Task requirements –
Lines holding the string "text" are the ones to copy from this listing.

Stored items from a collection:
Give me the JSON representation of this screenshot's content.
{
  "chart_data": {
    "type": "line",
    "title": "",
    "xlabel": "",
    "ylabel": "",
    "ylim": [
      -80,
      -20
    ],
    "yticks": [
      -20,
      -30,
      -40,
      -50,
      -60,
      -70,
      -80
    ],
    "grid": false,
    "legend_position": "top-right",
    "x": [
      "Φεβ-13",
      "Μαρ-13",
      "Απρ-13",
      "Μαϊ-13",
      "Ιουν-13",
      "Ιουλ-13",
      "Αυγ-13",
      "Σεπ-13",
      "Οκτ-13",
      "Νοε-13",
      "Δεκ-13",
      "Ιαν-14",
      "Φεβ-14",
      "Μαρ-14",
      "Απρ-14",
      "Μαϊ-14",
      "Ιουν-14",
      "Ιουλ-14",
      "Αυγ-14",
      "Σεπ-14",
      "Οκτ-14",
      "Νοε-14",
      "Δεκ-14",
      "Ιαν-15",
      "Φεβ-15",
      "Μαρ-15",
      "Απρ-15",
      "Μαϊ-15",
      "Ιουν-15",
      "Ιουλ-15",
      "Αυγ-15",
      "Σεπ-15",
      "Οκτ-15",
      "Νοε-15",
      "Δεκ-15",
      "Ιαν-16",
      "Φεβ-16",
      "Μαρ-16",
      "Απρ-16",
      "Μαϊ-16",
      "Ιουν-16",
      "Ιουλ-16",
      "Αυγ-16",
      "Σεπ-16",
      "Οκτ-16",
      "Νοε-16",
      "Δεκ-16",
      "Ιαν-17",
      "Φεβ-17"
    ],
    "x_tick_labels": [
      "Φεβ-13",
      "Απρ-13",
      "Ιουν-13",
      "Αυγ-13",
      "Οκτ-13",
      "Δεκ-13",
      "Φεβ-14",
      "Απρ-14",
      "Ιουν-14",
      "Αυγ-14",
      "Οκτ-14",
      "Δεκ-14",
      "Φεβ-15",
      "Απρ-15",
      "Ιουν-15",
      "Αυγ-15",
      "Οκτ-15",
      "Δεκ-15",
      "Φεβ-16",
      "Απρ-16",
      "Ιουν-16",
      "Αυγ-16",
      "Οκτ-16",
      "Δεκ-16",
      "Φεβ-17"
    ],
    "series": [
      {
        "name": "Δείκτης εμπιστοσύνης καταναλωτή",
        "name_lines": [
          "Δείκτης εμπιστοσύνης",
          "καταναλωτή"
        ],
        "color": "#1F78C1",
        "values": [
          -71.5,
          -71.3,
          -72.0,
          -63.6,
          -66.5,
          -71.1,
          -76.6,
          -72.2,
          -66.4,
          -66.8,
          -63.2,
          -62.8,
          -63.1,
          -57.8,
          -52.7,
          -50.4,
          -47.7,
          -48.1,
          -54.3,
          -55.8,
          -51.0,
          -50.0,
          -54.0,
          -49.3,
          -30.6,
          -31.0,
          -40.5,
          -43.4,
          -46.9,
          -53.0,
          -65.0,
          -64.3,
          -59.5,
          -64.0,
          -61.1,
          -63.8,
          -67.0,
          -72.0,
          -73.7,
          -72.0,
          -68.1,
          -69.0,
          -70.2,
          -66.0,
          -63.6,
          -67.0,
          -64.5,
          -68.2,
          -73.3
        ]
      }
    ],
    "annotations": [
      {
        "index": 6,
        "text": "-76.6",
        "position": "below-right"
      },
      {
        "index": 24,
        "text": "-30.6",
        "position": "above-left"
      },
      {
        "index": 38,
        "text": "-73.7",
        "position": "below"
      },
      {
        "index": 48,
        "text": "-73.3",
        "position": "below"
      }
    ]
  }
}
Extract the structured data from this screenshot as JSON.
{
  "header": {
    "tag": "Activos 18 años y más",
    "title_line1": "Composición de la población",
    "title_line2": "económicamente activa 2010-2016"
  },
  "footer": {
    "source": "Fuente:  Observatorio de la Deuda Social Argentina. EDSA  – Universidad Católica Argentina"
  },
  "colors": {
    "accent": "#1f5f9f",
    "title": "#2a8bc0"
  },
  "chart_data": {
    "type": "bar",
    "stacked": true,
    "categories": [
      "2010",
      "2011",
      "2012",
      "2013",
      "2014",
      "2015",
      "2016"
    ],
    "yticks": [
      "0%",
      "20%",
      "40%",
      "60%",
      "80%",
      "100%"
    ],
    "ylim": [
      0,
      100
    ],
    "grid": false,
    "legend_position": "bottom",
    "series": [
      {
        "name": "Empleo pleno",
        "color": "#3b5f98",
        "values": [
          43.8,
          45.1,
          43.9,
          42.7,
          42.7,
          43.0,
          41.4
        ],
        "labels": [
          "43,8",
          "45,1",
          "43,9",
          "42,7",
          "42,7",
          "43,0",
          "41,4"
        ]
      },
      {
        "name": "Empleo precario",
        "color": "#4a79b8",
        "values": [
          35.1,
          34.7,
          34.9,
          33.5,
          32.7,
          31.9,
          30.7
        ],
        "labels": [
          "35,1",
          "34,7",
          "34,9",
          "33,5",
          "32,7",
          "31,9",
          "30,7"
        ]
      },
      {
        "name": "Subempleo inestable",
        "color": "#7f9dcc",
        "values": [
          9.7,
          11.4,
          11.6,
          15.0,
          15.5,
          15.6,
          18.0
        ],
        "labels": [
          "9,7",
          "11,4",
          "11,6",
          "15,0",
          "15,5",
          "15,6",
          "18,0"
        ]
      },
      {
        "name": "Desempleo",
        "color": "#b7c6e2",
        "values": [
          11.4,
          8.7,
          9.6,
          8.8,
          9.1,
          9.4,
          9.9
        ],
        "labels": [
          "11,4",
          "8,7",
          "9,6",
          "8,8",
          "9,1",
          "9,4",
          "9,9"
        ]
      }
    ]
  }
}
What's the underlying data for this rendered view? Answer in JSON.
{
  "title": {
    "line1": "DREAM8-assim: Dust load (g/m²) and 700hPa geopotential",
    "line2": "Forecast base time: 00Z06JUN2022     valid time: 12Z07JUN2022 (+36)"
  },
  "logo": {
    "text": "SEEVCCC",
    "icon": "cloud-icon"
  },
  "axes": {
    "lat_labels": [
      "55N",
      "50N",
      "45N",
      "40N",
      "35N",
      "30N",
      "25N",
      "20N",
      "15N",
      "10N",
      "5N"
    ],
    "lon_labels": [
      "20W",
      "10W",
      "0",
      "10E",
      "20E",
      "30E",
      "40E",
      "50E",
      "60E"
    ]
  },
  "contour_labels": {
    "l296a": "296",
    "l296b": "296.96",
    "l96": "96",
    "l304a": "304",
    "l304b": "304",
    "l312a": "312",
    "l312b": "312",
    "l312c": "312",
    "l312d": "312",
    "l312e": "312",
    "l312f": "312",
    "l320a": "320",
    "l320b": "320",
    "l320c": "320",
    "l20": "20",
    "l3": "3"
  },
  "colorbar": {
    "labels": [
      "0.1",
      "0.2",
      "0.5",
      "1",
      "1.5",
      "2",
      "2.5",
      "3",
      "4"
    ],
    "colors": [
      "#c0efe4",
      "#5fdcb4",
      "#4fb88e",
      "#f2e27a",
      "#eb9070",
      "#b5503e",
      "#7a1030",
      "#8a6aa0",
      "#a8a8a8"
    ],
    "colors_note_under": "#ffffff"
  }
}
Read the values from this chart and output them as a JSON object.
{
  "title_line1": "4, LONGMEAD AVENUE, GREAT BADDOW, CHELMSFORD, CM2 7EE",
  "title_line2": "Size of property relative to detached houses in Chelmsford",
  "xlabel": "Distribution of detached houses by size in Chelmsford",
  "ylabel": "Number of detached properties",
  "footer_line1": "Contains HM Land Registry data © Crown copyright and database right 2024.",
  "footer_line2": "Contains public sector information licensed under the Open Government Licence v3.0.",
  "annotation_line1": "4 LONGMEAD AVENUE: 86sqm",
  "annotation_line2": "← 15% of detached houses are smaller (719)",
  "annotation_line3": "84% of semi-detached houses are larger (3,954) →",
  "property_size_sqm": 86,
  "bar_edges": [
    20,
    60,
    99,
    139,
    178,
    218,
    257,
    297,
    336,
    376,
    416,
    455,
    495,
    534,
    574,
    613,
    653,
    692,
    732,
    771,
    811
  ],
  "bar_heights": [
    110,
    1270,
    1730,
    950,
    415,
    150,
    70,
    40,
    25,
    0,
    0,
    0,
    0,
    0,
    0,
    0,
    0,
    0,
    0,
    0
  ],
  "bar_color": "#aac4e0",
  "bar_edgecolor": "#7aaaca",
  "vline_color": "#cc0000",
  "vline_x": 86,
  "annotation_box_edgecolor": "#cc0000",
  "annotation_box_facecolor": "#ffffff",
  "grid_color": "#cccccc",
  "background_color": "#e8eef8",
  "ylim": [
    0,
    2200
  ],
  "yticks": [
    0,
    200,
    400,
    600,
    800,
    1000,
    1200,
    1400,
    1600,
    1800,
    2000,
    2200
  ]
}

Reply to the task –
        "text": "-76.6",
        "text": "-30.6",
        "text": "-73.7",
        "text": "-73.3",
    "text": "SEEVCCC",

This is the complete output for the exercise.